Some records:
--- BEGIN ---

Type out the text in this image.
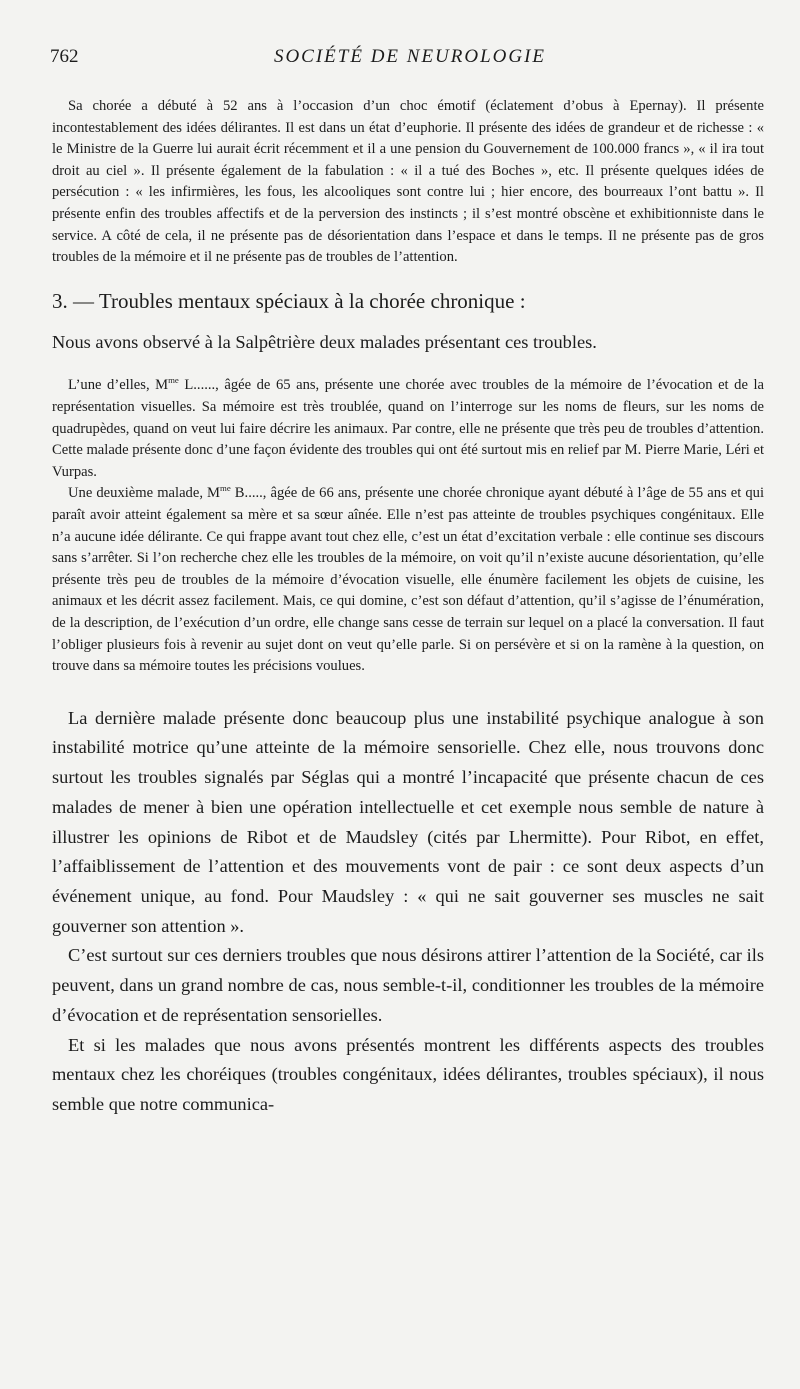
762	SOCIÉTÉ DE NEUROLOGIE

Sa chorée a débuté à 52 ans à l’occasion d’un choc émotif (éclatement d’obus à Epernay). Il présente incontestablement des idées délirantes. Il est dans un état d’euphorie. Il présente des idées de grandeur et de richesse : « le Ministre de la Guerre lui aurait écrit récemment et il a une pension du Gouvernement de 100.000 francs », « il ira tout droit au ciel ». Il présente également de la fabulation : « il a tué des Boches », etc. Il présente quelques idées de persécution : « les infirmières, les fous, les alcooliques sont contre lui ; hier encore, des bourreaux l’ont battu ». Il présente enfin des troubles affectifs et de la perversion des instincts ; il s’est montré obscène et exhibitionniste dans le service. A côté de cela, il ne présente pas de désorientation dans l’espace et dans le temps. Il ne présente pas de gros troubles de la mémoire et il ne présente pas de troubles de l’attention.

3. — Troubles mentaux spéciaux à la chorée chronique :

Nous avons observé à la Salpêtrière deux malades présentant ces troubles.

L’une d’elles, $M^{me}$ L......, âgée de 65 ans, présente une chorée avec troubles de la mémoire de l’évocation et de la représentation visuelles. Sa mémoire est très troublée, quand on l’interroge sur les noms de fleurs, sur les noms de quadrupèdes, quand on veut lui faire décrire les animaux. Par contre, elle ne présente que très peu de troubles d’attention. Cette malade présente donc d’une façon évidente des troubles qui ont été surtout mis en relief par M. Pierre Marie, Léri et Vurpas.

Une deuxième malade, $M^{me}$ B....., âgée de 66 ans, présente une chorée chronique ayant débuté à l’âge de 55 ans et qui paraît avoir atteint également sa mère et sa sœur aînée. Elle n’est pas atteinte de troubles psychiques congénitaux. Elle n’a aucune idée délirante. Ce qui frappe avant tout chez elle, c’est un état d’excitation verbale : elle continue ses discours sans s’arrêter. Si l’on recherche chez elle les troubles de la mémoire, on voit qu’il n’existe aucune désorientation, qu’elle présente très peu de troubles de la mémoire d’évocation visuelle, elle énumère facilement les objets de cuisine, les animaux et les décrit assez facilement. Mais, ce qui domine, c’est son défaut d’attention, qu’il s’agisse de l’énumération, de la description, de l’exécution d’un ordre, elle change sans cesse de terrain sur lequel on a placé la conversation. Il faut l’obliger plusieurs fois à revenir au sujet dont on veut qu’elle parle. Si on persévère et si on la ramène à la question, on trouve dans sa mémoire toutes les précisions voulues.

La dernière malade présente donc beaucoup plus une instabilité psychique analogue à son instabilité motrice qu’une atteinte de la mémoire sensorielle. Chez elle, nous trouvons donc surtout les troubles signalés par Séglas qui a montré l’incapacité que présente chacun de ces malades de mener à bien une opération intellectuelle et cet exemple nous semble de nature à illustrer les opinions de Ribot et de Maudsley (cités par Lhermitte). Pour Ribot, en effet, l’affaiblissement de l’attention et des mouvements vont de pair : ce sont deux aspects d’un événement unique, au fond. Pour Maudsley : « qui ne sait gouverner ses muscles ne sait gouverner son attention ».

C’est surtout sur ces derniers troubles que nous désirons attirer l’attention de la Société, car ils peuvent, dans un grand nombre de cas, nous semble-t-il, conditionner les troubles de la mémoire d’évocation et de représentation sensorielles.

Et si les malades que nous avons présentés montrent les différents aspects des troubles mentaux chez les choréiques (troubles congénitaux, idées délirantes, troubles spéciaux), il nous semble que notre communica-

--- END ---
--- BEGIN ---

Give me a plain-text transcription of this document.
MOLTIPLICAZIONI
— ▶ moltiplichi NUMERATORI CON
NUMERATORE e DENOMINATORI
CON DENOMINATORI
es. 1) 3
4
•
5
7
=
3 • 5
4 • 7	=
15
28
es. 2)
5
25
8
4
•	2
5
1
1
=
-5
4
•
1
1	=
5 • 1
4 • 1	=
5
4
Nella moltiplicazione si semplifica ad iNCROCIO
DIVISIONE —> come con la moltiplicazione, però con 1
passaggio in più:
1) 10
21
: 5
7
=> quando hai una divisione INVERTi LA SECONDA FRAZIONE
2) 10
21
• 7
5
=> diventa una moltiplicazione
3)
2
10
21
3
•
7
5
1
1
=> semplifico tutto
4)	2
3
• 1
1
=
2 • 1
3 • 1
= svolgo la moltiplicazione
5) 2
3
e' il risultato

--- END ---

EXERCISE AIM: Report each line in the preceding entries that holds the string "avons".

RESULT OF THE EXERCISE:
Nous avons observé à la Salpêtrière deux malades présentant ces troubles.
Et si les malades que nous avons présentés montrent les différents aspects des troubles mentaux chez les choréiques (troubles congénitaux, idées délirantes, troubles spéciaux), il nous semble que notre communica-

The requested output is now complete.